[Figure dataset records]
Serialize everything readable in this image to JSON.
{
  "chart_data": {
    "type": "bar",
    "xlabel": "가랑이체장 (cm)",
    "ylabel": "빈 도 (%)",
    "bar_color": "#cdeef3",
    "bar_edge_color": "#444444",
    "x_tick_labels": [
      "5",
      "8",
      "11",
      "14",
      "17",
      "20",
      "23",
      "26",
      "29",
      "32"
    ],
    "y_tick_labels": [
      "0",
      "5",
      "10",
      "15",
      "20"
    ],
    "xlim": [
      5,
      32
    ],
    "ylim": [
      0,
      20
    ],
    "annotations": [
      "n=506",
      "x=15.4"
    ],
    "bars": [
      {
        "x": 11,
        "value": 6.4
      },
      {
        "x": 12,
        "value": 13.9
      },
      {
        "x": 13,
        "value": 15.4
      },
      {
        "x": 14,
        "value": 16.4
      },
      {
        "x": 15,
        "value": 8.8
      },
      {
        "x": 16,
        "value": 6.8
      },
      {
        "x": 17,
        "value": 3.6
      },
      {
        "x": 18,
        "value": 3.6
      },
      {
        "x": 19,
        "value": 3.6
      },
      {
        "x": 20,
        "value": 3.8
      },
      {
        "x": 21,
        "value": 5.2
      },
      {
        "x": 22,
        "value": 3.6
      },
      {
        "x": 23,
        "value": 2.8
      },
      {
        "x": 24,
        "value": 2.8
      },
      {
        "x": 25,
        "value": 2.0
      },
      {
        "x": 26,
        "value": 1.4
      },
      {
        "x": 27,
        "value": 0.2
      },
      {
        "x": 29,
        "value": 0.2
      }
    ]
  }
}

### Task details
Extract the complete data, matching each line exactly.

### Finished task
Serialize everything readable in this image to JSON.
{
  "chart_data": {
    "type": "bar",
    "xlabel": "가랑이체장 (cm)",
    "ylabel": "빈 도 (%)",
    "bar_color": "#cdeef3",
    "bar_edge_color": "#444444",
    "x_tick_labels": [
      "5",
      "8",
      "11",
      "14",
      "17",
      "20",
      "23",
      "26",
      "29",
      "32"
    ],
    "y_tick_labels": [
      "0",
      "5",
      "10",
      "15",
      "20"
    ],
    "xlim": [
      5,
      32
    ],
    "ylim": [
      0,
      20
    ],
    "annotations": [
      "n=506",
      "x=15.4"
    ],
    "bars": [
      {
        "x": 11,
        "value": 6.4
      },
      {
        "x": 12,
        "value": 13.9
      },
      {
        "x": 13,
        "value": 15.4
      },
      {
        "x": 14,
        "value": 16.4
      },
      {
        "x": 15,
        "value": 8.8
      },
      {
        "x": 16,
        "value": 6.8
      },
      {
        "x": 17,
        "value": 3.6
      },
      {
        "x": 18,
        "value": 3.6
      },
      {
        "x": 19,
        "value": 3.6
      },
      {
        "x": 20,
        "value": 3.8
      },
      {
        "x": 21,
        "value": 5.2
      },
      {
        "x": 22,
        "value": 3.6
      },
      {
        "x": 23,
        "value": 2.8
      },
      {
        "x": 24,
        "value": 2.8
      },
      {
        "x": 25,
        "value": 2.0
      },
      {
        "x": 26,
        "value": 1.4
      },
      {
        "x": 27,
        "value": 0.2
      },
      {
        "x": 29,
        "value": 0.2
      }
    ]
  }
}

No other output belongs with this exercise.